• Task instructions: Wherever the string "JSON" shows up in a line, count that line. Give the total alone.

-- BEGIN Records for this exercise --

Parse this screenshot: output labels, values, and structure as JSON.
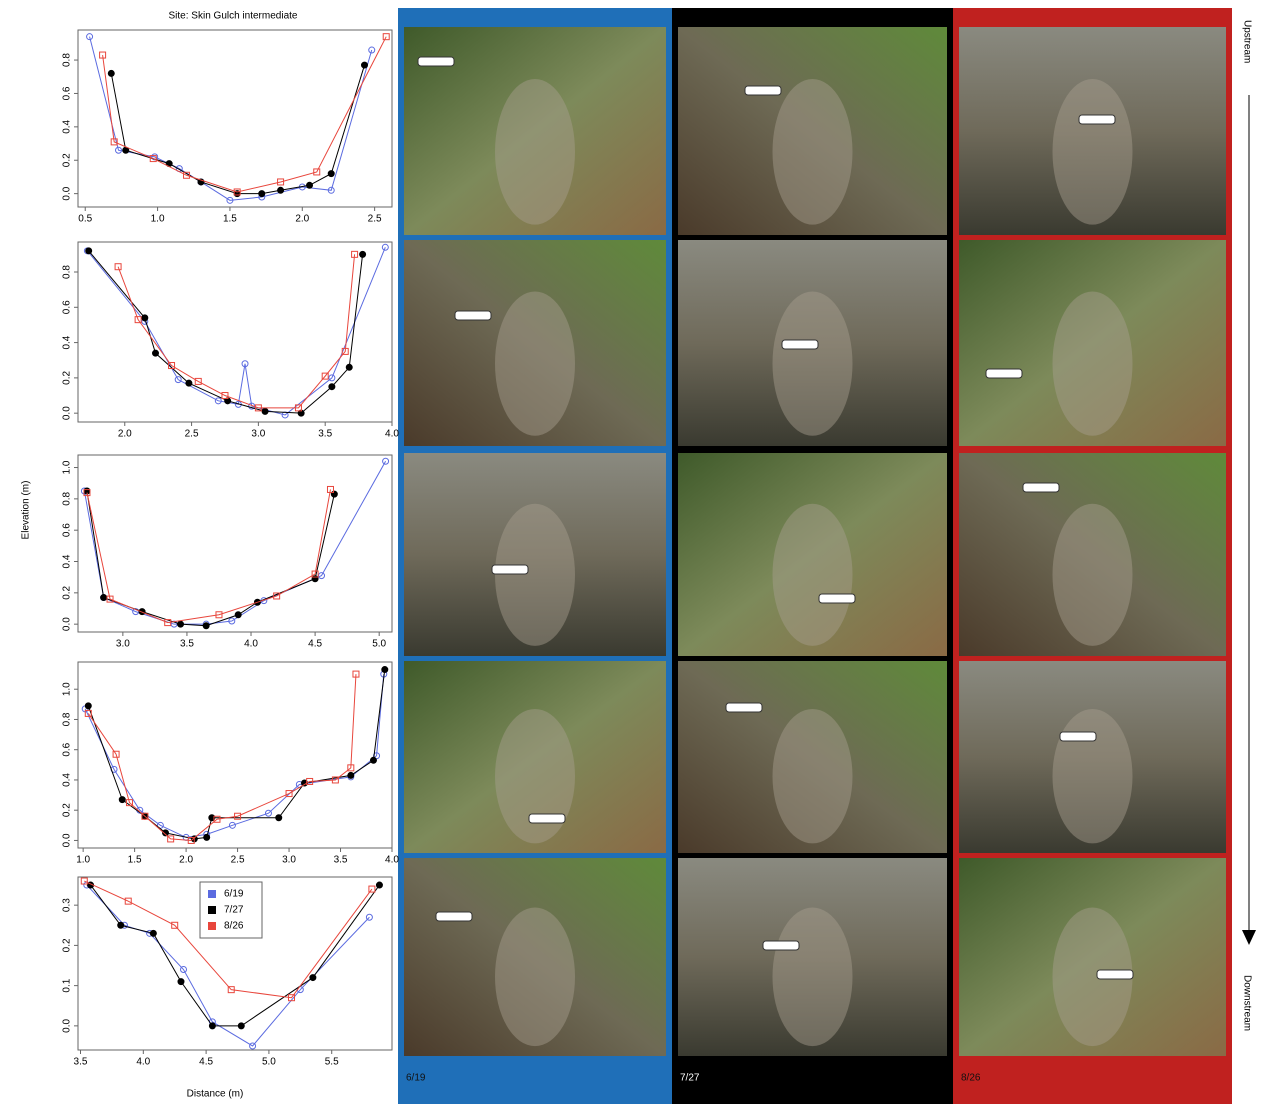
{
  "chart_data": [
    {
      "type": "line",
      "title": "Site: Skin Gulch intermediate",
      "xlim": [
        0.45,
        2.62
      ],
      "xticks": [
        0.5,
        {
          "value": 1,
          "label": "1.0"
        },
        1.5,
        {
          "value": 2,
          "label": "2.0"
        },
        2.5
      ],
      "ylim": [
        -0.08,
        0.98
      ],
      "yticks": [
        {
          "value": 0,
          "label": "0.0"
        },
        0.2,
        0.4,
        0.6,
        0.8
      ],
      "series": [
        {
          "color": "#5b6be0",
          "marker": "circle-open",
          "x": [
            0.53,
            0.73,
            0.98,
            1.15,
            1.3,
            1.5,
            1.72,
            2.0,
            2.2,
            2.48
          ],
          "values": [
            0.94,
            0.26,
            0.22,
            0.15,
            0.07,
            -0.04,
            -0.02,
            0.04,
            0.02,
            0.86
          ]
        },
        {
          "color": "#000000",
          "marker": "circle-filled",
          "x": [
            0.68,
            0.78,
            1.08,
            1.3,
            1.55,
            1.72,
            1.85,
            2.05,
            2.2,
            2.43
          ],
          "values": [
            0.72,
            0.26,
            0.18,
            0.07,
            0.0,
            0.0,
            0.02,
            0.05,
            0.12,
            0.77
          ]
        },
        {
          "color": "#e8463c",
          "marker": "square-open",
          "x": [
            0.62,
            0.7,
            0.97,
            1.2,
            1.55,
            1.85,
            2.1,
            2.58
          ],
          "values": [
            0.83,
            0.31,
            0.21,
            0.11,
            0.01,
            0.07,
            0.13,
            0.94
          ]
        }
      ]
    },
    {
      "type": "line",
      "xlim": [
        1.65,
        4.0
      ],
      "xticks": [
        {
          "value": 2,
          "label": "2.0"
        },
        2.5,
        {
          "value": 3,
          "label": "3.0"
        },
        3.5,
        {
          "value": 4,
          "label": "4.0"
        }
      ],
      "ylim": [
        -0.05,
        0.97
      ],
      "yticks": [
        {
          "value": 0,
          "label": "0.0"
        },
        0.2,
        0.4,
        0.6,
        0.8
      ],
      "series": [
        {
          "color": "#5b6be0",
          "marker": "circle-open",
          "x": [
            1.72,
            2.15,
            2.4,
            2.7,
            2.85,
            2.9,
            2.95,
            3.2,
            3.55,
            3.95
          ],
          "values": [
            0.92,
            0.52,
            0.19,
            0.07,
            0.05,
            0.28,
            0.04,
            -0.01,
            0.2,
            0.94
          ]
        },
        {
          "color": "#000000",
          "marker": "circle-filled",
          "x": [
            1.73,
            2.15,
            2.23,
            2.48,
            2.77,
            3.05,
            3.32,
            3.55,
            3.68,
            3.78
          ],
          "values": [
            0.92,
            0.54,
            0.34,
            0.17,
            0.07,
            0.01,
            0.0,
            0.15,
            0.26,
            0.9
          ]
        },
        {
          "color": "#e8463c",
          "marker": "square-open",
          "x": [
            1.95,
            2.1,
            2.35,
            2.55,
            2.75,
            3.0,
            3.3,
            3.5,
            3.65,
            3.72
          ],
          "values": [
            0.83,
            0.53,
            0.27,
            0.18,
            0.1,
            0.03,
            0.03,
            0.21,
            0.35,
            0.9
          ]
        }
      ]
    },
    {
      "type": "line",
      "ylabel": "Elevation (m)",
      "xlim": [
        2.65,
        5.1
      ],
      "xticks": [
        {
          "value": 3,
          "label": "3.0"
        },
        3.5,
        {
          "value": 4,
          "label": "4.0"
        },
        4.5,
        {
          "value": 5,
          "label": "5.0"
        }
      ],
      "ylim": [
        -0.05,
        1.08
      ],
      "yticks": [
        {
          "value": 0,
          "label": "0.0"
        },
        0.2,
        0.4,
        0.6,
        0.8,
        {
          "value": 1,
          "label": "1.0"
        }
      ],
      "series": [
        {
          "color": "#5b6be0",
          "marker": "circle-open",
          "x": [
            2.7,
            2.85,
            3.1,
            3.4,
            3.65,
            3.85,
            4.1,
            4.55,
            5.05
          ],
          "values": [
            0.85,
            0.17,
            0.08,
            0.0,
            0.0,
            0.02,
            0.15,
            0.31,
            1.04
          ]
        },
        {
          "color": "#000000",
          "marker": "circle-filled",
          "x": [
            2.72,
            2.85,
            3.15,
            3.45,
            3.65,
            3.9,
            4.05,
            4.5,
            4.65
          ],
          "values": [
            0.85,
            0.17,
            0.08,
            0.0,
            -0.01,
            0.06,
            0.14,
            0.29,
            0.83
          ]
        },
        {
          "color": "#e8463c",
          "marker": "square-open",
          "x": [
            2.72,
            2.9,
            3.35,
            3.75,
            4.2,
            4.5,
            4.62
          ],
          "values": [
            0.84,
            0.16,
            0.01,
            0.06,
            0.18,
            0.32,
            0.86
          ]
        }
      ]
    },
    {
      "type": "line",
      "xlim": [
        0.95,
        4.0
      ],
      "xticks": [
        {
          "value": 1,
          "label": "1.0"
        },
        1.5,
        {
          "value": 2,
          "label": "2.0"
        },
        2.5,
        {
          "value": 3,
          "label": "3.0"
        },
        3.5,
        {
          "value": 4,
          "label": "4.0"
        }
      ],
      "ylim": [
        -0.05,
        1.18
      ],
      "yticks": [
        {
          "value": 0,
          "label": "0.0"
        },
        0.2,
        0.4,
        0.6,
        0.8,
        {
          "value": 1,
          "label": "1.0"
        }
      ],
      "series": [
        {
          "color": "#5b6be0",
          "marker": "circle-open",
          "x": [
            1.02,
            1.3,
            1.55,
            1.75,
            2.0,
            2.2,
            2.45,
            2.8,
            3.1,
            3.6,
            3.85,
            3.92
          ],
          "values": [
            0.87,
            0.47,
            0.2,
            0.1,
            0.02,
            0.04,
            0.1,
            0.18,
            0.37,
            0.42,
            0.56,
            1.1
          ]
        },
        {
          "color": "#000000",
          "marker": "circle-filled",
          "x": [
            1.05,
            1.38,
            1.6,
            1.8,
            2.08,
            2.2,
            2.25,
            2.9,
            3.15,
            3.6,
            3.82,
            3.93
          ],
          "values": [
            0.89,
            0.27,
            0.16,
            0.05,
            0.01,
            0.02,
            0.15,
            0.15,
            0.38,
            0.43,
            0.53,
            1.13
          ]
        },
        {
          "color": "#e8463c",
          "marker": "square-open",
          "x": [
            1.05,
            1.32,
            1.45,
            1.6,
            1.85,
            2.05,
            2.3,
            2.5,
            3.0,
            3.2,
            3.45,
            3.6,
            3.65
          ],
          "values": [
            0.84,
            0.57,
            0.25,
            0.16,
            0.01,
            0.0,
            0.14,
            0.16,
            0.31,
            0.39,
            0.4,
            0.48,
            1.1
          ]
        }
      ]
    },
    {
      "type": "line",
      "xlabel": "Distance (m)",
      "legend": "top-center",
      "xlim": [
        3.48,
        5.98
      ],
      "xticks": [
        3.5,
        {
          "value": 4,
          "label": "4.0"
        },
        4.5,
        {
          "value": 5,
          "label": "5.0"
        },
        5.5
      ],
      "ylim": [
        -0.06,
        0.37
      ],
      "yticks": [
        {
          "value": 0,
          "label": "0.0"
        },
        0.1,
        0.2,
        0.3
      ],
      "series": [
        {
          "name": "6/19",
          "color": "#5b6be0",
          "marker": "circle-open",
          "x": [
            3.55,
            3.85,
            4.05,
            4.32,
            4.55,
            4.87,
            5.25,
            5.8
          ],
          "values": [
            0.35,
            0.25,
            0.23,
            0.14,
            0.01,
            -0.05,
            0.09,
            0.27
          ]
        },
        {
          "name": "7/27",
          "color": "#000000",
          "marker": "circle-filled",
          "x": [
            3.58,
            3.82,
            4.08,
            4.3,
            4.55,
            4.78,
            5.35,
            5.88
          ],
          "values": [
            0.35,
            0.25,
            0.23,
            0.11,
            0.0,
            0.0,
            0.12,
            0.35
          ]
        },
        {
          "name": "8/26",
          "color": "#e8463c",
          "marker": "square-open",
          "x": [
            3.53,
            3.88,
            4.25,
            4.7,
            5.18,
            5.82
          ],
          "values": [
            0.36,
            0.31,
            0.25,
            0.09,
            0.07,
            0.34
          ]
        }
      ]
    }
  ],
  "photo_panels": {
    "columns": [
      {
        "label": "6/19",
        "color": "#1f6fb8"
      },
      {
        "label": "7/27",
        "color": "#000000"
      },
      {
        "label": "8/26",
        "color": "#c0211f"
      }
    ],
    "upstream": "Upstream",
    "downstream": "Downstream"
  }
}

-- END Records for this exercise --
-- BEGIN Records for this exercise --

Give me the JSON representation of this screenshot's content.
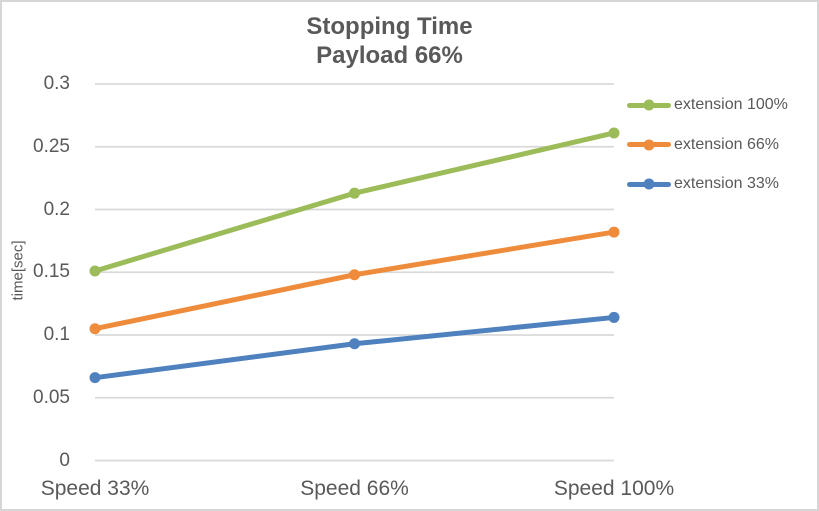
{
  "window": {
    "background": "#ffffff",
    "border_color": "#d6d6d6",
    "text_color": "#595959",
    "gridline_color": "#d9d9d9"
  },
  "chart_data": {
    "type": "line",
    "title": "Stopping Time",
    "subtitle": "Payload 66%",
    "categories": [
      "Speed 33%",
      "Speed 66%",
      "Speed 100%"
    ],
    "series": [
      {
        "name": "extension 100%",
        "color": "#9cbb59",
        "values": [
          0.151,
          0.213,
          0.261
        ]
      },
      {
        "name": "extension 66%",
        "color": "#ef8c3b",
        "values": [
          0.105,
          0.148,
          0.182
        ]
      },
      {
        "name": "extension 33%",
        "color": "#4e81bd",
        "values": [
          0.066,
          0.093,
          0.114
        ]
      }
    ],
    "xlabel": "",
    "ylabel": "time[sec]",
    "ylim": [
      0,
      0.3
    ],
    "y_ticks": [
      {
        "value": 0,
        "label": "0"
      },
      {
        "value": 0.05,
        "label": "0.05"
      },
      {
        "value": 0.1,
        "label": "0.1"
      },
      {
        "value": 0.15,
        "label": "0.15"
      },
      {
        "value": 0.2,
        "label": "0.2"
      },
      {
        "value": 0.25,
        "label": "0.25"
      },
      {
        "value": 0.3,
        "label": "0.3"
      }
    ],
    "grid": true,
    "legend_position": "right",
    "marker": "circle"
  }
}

-- END Records for this exercise --

• Answer to this task: 2